*The problem:* Take from the listing each line that has the string "this".

*Exercise input:*
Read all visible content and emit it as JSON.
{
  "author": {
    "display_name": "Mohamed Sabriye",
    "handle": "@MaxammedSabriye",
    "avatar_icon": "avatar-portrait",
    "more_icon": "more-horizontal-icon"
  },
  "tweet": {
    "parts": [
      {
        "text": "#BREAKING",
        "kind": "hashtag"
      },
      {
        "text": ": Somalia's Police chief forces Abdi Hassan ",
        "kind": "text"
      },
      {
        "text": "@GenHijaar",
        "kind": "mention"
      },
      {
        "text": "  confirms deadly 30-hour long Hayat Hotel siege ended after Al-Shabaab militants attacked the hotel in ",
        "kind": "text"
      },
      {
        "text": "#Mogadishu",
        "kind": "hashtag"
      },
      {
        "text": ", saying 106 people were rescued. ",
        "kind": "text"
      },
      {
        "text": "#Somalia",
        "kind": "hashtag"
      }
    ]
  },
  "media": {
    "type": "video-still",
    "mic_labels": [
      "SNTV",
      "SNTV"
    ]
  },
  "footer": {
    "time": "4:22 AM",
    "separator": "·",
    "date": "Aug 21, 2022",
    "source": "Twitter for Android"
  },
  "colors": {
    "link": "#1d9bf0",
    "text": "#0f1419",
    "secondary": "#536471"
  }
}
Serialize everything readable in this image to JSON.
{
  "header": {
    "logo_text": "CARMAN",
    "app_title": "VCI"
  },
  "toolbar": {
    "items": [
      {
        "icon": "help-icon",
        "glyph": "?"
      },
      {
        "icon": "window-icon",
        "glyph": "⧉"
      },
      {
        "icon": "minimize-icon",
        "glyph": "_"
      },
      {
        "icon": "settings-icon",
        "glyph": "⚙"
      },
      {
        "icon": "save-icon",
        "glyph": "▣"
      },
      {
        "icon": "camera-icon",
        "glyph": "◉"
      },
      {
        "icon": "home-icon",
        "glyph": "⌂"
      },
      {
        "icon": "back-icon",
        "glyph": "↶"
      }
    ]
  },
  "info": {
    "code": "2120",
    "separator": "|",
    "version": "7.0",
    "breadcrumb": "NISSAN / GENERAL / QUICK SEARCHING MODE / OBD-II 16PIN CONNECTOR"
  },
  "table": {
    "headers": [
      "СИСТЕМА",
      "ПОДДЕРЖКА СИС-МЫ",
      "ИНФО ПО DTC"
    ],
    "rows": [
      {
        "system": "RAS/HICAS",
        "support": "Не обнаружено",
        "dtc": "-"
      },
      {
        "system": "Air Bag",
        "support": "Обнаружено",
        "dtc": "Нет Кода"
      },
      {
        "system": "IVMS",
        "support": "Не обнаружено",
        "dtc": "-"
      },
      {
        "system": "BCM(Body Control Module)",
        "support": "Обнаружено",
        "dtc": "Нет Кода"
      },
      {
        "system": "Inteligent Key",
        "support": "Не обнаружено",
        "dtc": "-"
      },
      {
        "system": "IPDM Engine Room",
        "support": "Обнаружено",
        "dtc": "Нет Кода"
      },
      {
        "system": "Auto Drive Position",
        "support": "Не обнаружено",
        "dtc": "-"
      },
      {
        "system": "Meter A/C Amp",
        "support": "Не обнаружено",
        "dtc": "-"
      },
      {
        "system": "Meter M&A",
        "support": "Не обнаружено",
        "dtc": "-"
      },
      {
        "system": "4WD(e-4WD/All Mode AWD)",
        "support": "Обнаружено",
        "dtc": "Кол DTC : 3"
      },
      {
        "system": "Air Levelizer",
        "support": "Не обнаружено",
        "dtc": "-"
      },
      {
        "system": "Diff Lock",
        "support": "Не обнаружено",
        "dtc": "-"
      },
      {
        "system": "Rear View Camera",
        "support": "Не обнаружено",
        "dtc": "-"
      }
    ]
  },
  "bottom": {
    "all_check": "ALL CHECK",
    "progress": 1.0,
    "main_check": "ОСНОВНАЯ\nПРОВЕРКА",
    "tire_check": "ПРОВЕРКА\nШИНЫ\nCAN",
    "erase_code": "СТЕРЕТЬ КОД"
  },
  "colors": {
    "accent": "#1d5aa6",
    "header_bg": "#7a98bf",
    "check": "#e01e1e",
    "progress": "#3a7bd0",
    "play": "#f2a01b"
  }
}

==

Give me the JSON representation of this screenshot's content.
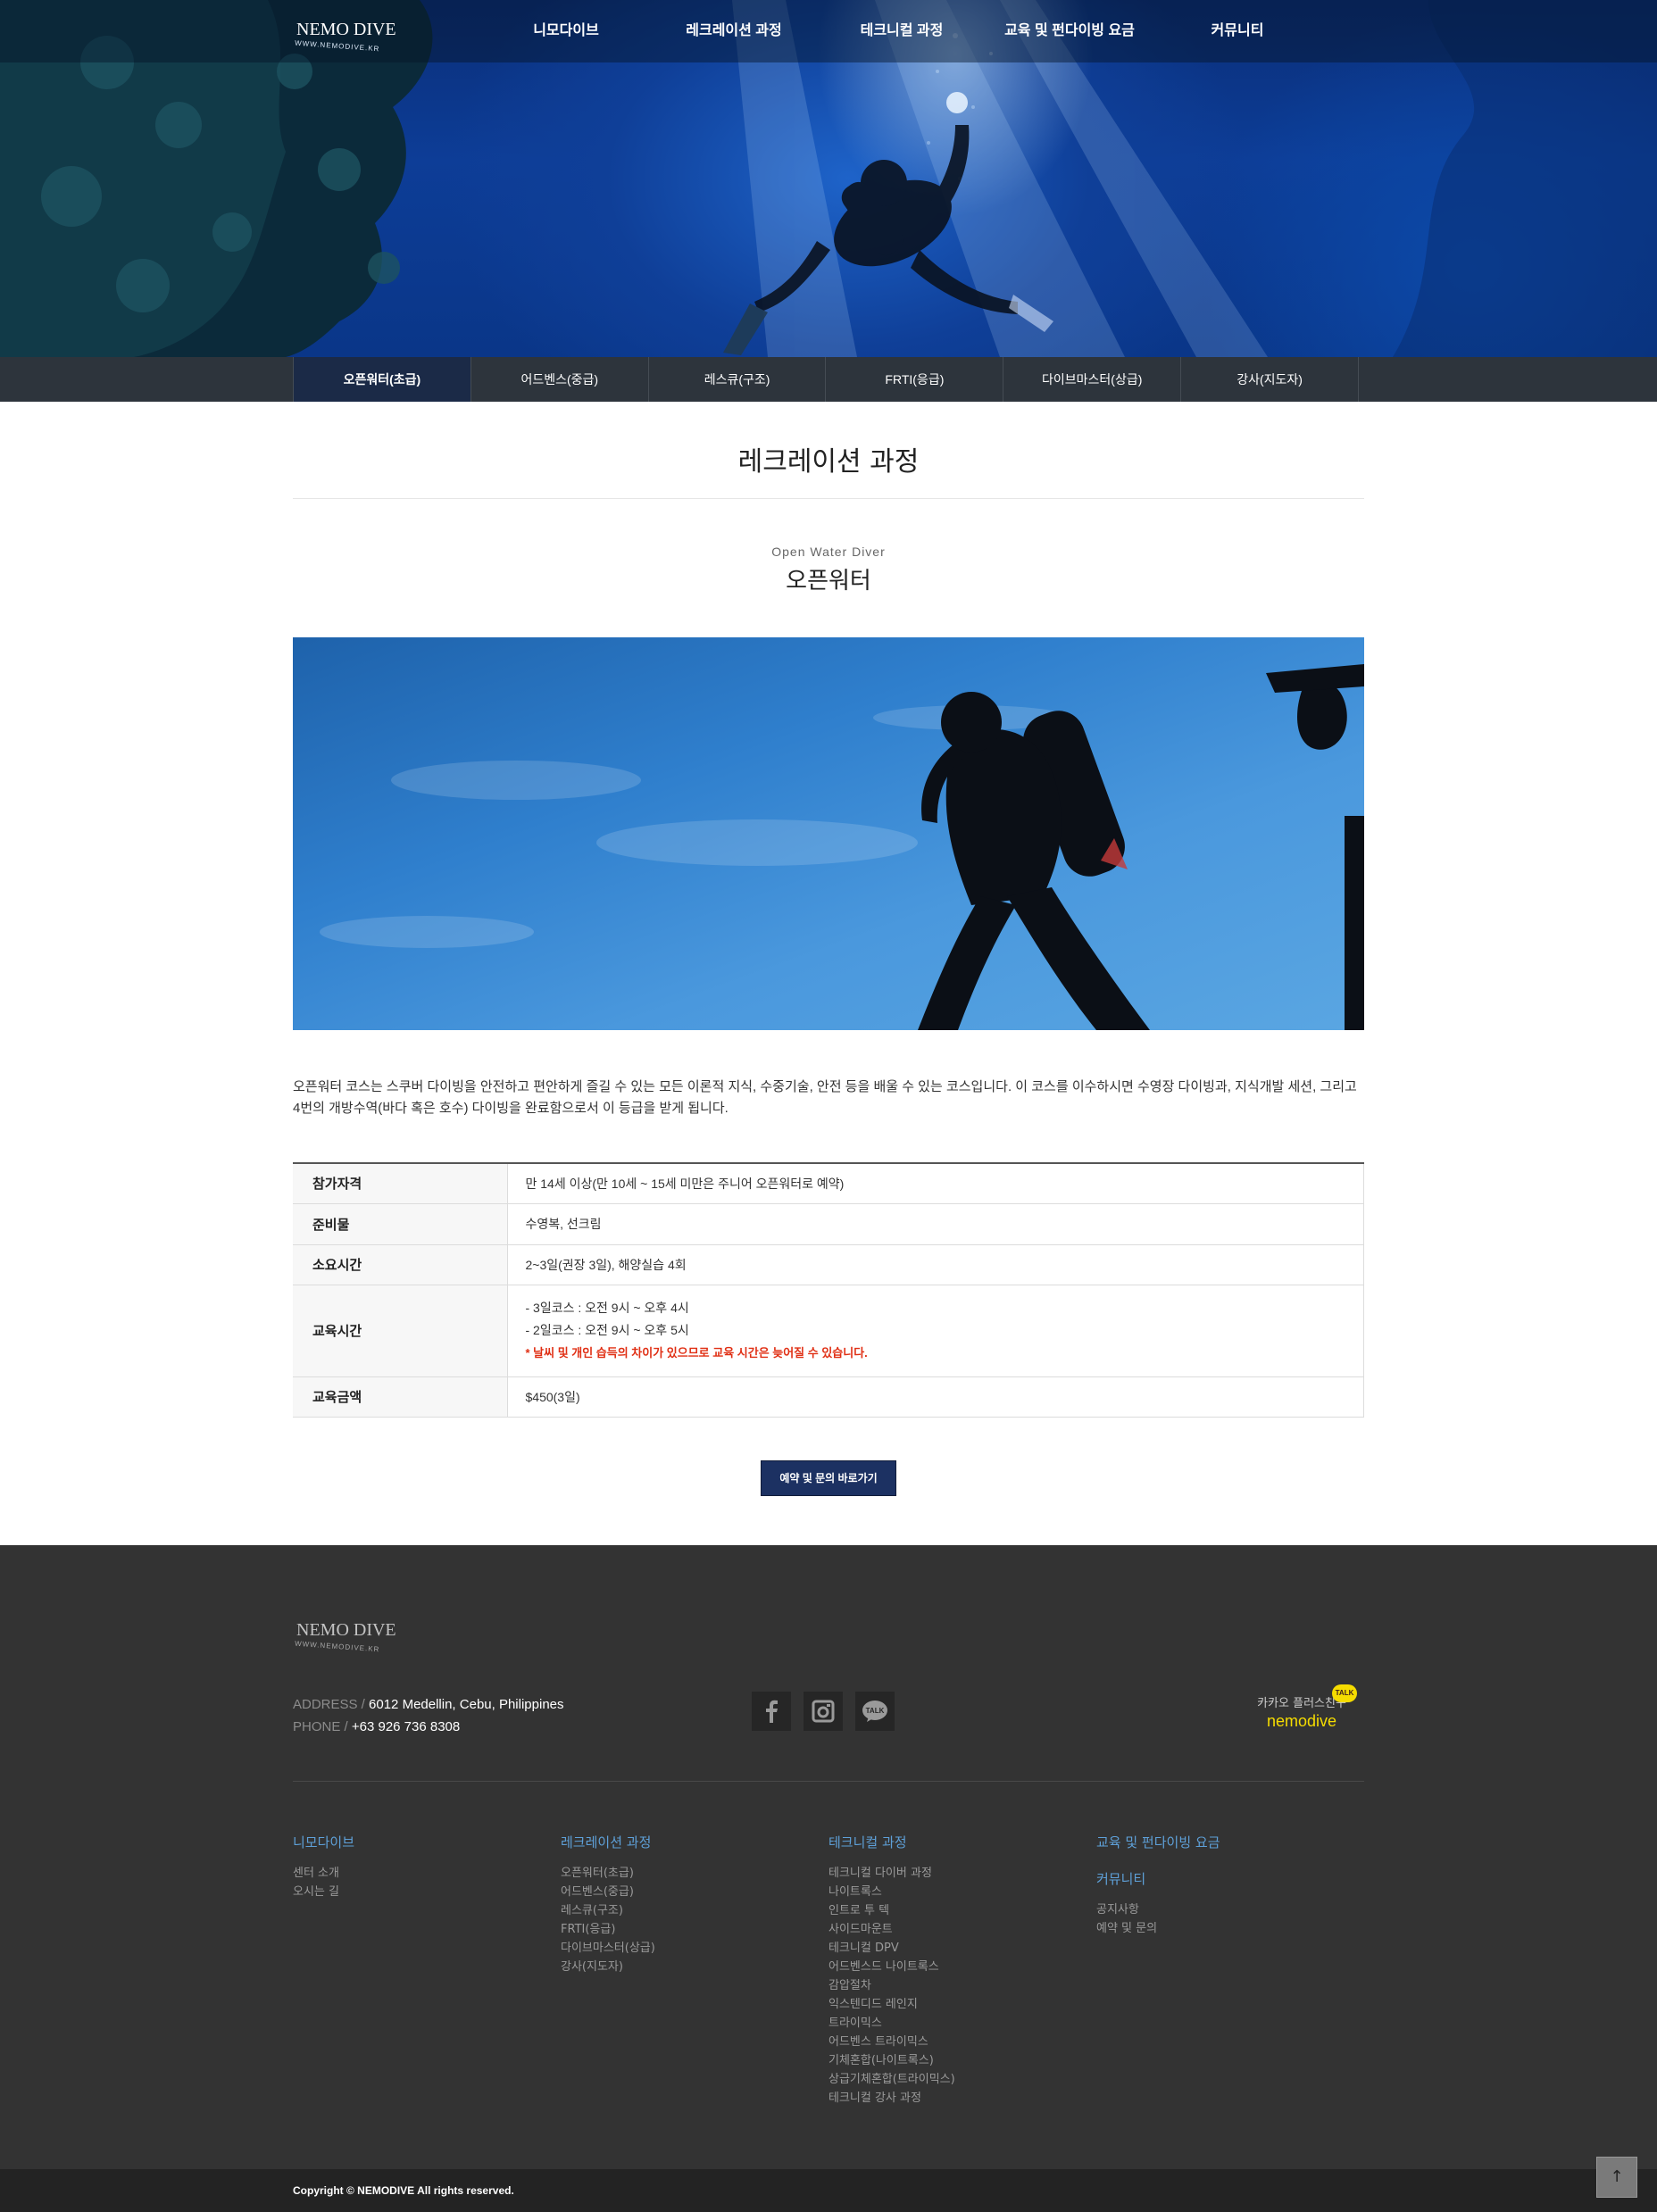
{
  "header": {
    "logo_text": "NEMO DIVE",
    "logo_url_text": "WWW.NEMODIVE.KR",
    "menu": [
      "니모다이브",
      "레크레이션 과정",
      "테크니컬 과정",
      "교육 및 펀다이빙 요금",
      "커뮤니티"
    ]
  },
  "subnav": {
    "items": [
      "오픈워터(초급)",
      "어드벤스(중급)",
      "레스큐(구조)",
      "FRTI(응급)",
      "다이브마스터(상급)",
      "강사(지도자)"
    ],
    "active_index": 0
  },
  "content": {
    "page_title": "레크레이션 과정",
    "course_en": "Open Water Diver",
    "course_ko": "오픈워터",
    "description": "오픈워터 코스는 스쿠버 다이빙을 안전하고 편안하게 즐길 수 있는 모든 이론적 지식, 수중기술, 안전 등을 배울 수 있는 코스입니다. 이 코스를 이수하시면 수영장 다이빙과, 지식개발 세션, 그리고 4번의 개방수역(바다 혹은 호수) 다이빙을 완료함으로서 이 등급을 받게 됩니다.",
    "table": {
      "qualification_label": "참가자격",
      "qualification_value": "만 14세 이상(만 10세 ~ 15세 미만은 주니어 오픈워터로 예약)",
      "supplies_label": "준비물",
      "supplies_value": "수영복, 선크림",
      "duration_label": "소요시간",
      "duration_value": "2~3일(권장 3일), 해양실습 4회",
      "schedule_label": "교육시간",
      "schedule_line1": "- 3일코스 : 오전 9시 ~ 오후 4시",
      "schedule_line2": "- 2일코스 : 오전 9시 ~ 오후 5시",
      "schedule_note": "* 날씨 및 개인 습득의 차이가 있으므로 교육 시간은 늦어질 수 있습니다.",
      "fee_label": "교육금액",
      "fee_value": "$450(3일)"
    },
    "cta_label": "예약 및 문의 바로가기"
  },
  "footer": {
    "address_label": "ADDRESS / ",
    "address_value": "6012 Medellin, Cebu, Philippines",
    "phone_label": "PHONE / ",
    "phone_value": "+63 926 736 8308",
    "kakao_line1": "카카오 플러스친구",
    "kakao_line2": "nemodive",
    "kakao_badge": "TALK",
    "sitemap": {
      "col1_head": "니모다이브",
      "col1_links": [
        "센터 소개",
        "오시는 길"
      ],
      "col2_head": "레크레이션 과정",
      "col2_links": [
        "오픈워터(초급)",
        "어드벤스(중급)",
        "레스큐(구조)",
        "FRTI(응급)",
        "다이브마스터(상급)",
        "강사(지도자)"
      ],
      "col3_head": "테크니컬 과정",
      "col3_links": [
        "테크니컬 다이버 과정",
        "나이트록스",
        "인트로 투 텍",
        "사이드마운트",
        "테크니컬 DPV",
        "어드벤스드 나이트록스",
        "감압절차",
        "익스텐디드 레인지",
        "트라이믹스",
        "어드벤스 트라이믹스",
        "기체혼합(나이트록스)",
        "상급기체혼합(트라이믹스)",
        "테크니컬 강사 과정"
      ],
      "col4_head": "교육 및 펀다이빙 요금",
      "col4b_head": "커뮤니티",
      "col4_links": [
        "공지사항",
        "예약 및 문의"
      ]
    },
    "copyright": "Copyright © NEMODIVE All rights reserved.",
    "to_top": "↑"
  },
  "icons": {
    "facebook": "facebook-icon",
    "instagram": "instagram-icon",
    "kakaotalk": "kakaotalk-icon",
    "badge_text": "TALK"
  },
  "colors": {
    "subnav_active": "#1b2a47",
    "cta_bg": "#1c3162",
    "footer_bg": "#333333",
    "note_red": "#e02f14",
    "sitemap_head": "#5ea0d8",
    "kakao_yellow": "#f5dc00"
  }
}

*Answer in full:*
Serialize everything readable in this image to JSON.
Give me the JSON representation of this screenshot's content.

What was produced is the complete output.